## Begin Extracted entries

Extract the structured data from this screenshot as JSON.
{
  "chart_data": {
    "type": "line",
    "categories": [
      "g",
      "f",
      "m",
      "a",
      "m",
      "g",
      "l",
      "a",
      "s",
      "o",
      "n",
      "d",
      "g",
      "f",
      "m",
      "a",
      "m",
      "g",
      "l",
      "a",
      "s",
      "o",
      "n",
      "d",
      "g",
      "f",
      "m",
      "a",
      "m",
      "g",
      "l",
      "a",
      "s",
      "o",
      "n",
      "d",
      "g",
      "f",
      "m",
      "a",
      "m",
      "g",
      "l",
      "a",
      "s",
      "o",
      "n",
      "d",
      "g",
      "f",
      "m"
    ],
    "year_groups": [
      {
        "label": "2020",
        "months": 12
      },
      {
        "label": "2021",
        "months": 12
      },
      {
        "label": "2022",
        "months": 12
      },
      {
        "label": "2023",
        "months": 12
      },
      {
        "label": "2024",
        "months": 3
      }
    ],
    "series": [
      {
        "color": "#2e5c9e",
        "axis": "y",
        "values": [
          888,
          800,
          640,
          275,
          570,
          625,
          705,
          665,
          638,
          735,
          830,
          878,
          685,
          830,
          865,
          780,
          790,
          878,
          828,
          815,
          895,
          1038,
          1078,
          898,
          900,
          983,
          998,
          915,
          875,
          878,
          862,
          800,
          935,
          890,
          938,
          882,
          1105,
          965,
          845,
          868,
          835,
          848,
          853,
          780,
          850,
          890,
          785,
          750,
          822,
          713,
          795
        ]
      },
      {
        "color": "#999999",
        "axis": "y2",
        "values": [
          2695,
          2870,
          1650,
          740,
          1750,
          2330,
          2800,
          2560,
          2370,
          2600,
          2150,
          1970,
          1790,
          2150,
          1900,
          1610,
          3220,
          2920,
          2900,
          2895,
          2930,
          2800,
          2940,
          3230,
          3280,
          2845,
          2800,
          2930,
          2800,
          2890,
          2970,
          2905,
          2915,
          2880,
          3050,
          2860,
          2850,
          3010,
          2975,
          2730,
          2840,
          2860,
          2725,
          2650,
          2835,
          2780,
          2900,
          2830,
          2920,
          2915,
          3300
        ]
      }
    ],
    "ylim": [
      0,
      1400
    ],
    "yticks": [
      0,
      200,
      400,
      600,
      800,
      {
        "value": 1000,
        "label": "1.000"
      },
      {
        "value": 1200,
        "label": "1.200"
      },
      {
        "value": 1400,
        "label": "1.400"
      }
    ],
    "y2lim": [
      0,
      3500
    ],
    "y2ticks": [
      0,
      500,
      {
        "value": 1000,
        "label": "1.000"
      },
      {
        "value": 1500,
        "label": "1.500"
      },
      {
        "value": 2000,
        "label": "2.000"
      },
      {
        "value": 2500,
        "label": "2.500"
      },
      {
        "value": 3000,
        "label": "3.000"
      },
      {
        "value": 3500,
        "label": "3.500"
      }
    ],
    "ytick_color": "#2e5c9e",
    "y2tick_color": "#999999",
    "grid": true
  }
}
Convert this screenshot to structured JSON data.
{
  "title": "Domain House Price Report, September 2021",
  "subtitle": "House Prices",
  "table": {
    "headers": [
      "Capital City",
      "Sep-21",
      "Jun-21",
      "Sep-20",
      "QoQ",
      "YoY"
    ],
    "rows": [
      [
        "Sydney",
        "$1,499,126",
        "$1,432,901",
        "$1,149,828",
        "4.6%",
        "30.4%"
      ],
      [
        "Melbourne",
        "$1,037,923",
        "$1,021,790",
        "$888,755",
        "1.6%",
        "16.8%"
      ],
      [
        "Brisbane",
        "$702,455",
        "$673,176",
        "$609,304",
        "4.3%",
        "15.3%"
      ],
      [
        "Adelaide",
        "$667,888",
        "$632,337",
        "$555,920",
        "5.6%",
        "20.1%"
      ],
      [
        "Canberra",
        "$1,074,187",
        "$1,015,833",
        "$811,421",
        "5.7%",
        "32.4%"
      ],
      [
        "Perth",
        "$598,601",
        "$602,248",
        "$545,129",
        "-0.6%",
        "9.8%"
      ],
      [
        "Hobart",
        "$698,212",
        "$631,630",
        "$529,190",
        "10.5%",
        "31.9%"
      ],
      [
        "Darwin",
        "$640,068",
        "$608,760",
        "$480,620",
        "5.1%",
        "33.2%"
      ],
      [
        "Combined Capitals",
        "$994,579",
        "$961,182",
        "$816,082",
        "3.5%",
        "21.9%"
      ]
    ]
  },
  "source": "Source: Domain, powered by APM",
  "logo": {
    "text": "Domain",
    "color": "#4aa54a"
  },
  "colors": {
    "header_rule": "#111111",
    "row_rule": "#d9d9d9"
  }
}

## End Extracted entries

- Task:
All of the entries should be written out again exactly.

- Written answer:
Extract the structured data from this screenshot as JSON.
{
  "chart_data": {
    "type": "line",
    "categories": [
      "g",
      "f",
      "m",
      "a",
      "m",
      "g",
      "l",
      "a",
      "s",
      "o",
      "n",
      "d",
      "g",
      "f",
      "m",
      "a",
      "m",
      "g",
      "l",
      "a",
      "s",
      "o",
      "n",
      "d",
      "g",
      "f",
      "m",
      "a",
      "m",
      "g",
      "l",
      "a",
      "s",
      "o",
      "n",
      "d",
      "g",
      "f",
      "m",
      "a",
      "m",
      "g",
      "l",
      "a",
      "s",
      "o",
      "n",
      "d",
      "g",
      "f",
      "m"
    ],
    "year_groups": [
      {
        "label": "2020",
        "months": 12
      },
      {
        "label": "2021",
        "months": 12
      },
      {
        "label": "2022",
        "months": 12
      },
      {
        "label": "2023",
        "months": 12
      },
      {
        "label": "2024",
        "months": 3
      }
    ],
    "series": [
      {
        "color": "#2e5c9e",
        "axis": "y",
        "values": [
          888,
          800,
          640,
          275,
          570,
          625,
          705,
          665,
          638,
          735,
          830,
          878,
          685,
          830,
          865,
          780,
          790,
          878,
          828,
          815,
          895,
          1038,
          1078,
          898,
          900,
          983,
          998,
          915,
          875,
          878,
          862,
          800,
          935,
          890,
          938,
          882,
          1105,
          965,
          845,
          868,
          835,
          848,
          853,
          780,
          850,
          890,
          785,
          750,
          822,
          713,
          795
        ]
      },
      {
        "color": "#999999",
        "axis": "y2",
        "values": [
          2695,
          2870,
          1650,
          740,
          1750,
          2330,
          2800,
          2560,
          2370,
          2600,
          2150,
          1970,
          1790,
          2150,
          1900,
          1610,
          3220,
          2920,
          2900,
          2895,
          2930,
          2800,
          2940,
          3230,
          3280,
          2845,
          2800,
          2930,
          2800,
          2890,
          2970,
          2905,
          2915,
          2880,
          3050,
          2860,
          2850,
          3010,
          2975,
          2730,
          2840,
          2860,
          2725,
          2650,
          2835,
          2780,
          2900,
          2830,
          2920,
          2915,
          3300
        ]
      }
    ],
    "ylim": [
      0,
      1400
    ],
    "yticks": [
      0,
      200,
      400,
      600,
      800,
      {
        "value": 1000,
        "label": "1.000"
      },
      {
        "value": 1200,
        "label": "1.200"
      },
      {
        "value": 1400,
        "label": "1.400"
      }
    ],
    "y2lim": [
      0,
      3500
    ],
    "y2ticks": [
      0,
      500,
      {
        "value": 1000,
        "label": "1.000"
      },
      {
        "value": 1500,
        "label": "1.500"
      },
      {
        "value": 2000,
        "label": "2.000"
      },
      {
        "value": 2500,
        "label": "2.500"
      },
      {
        "value": 3000,
        "label": "3.000"
      },
      {
        "value": 3500,
        "label": "3.500"
      }
    ],
    "ytick_color": "#2e5c9e",
    "y2tick_color": "#999999",
    "grid": true
  }
}
Convert this screenshot to structured JSON data.
{
  "title": "Domain House Price Report, September 2021",
  "subtitle": "House Prices",
  "table": {
    "headers": [
      "Capital City",
      "Sep-21",
      "Jun-21",
      "Sep-20",
      "QoQ",
      "YoY"
    ],
    "rows": [
      [
        "Sydney",
        "$1,499,126",
        "$1,432,901",
        "$1,149,828",
        "4.6%",
        "30.4%"
      ],
      [
        "Melbourne",
        "$1,037,923",
        "$1,021,790",
        "$888,755",
        "1.6%",
        "16.8%"
      ],
      [
        "Brisbane",
        "$702,455",
        "$673,176",
        "$609,304",
        "4.3%",
        "15.3%"
      ],
      [
        "Adelaide",
        "$667,888",
        "$632,337",
        "$555,920",
        "5.6%",
        "20.1%"
      ],
      [
        "Canberra",
        "$1,074,187",
        "$1,015,833",
        "$811,421",
        "5.7%",
        "32.4%"
      ],
      [
        "Perth",
        "$598,601",
        "$602,248",
        "$545,129",
        "-0.6%",
        "9.8%"
      ],
      [
        "Hobart",
        "$698,212",
        "$631,630",
        "$529,190",
        "10.5%",
        "31.9%"
      ],
      [
        "Darwin",
        "$640,068",
        "$608,760",
        "$480,620",
        "5.1%",
        "33.2%"
      ],
      [
        "Combined Capitals",
        "$994,579",
        "$961,182",
        "$816,082",
        "3.5%",
        "21.9%"
      ]
    ]
  },
  "source": "Source: Domain, powered by APM",
  "logo": {
    "text": "Domain",
    "color": "#4aa54a"
  },
  "colors": {
    "header_rule": "#111111",
    "row_rule": "#d9d9d9"
  }
}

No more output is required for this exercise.